### Direction
Pull every line containing the word "color" from the records.

::: Data records :::

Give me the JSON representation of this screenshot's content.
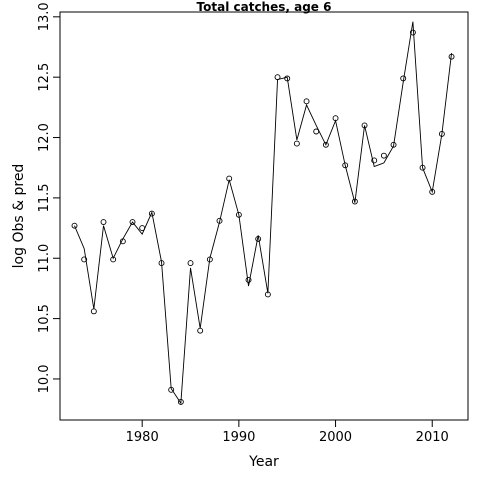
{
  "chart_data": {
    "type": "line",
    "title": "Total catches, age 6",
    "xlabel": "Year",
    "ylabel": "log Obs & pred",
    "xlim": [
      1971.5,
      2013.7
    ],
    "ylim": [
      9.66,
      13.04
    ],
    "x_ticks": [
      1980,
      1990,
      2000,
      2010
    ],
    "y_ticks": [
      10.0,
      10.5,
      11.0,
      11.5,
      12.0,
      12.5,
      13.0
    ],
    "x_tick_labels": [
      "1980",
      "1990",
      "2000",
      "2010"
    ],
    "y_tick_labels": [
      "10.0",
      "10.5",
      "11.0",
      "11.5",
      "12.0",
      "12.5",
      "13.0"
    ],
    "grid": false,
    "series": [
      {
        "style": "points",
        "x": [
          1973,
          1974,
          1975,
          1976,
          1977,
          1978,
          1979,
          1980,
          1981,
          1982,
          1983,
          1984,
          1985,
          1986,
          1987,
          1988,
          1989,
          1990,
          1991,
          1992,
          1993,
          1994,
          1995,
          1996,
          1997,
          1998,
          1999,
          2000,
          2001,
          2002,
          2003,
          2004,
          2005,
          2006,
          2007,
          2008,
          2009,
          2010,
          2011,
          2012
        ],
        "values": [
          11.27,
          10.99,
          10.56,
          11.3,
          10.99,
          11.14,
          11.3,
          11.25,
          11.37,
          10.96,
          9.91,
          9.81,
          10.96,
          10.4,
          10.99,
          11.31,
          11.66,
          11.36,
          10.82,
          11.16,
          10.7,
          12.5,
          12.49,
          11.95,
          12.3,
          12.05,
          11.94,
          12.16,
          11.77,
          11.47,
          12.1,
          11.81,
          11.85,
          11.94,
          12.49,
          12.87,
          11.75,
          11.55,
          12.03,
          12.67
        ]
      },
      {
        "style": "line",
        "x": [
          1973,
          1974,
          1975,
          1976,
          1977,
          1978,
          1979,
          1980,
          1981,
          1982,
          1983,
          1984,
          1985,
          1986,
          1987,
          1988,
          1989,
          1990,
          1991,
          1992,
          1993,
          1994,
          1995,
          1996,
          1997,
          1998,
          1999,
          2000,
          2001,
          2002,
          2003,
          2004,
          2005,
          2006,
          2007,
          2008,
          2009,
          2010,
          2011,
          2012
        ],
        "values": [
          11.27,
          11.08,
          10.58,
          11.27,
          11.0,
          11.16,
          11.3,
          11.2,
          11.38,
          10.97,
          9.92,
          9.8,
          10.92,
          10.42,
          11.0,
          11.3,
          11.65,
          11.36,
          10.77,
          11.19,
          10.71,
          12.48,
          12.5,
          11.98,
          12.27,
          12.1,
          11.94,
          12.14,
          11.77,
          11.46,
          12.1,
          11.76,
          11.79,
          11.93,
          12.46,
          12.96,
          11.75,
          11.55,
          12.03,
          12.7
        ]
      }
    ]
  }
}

:::
::: Data records :::

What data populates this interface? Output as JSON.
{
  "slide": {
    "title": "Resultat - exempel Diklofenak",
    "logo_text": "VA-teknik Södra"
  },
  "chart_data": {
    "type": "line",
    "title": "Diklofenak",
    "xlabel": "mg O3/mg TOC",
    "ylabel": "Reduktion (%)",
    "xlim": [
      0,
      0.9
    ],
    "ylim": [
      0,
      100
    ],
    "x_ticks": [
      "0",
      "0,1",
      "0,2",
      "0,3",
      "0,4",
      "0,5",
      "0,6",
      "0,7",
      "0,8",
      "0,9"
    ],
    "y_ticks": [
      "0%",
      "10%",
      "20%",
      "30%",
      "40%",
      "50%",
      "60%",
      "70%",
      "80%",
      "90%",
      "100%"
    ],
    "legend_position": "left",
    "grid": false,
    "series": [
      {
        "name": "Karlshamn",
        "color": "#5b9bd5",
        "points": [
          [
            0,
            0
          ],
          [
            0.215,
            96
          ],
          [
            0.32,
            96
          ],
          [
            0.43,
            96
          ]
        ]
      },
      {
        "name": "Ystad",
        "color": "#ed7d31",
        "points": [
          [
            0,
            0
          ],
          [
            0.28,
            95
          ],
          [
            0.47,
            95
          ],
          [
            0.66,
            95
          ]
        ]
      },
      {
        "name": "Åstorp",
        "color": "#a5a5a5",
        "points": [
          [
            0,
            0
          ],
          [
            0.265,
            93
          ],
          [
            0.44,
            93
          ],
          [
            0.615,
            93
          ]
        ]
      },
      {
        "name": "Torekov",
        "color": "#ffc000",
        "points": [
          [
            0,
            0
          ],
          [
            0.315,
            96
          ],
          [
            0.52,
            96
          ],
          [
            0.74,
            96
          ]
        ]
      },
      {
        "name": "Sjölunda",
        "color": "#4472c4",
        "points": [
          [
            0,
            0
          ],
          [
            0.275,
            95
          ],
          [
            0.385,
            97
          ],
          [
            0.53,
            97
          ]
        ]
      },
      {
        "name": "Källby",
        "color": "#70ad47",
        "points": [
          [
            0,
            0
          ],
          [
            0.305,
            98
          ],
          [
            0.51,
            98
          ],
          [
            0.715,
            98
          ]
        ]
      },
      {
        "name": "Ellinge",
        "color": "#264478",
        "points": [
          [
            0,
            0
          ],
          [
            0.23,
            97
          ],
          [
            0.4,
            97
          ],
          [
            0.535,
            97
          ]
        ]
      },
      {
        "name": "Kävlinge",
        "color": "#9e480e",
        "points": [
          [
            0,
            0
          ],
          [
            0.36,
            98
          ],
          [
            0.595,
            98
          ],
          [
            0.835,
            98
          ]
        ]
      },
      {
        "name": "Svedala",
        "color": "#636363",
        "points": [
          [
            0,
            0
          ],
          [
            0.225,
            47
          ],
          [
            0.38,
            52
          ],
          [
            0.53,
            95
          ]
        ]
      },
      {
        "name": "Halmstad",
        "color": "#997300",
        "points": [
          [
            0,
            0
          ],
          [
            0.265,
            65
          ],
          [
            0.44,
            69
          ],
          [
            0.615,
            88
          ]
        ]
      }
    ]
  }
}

:::

### Output
        "color": "#5b9bd5",
        "color": "#ed7d31",
        "color": "#a5a5a5",
        "color": "#ffc000",
        "color": "#4472c4",
        "color": "#70ad47",
        "color": "#264478",
        "color": "#9e480e",
        "color": "#636363",
        "color": "#997300",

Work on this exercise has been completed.